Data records
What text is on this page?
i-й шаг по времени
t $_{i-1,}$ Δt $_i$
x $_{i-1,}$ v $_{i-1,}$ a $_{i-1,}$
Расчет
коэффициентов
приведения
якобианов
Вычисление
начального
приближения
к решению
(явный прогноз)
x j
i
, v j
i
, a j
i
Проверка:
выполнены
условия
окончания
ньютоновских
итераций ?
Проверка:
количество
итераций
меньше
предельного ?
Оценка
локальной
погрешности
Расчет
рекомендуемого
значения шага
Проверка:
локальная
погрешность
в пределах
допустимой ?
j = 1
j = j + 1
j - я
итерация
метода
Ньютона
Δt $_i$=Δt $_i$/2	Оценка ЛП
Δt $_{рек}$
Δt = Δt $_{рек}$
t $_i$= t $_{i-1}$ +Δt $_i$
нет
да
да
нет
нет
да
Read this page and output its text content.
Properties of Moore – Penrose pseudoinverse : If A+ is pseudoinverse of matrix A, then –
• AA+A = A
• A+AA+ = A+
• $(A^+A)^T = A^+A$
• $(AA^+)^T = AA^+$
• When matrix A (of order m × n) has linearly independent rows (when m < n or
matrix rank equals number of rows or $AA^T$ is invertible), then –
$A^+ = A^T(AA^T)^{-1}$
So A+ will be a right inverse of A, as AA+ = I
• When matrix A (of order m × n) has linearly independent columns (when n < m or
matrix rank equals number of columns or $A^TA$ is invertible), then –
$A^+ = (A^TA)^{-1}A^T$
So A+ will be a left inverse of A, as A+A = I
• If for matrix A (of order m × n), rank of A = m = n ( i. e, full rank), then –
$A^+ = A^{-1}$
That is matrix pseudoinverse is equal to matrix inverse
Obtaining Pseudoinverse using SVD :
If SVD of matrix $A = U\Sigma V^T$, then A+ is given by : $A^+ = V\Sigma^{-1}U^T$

INSTRUCTIONS TO FOLLOW -
Copy out each line of the data where the string "order" appears.

IN RESPONSE -
• When matrix A (of order m × n) has linearly independent rows (when m < n or
• When matrix A (of order m × n) has linearly independent columns (when n < m or
• If for matrix A (of order m × n), rank of A = m = n ( i. e, full rank), then –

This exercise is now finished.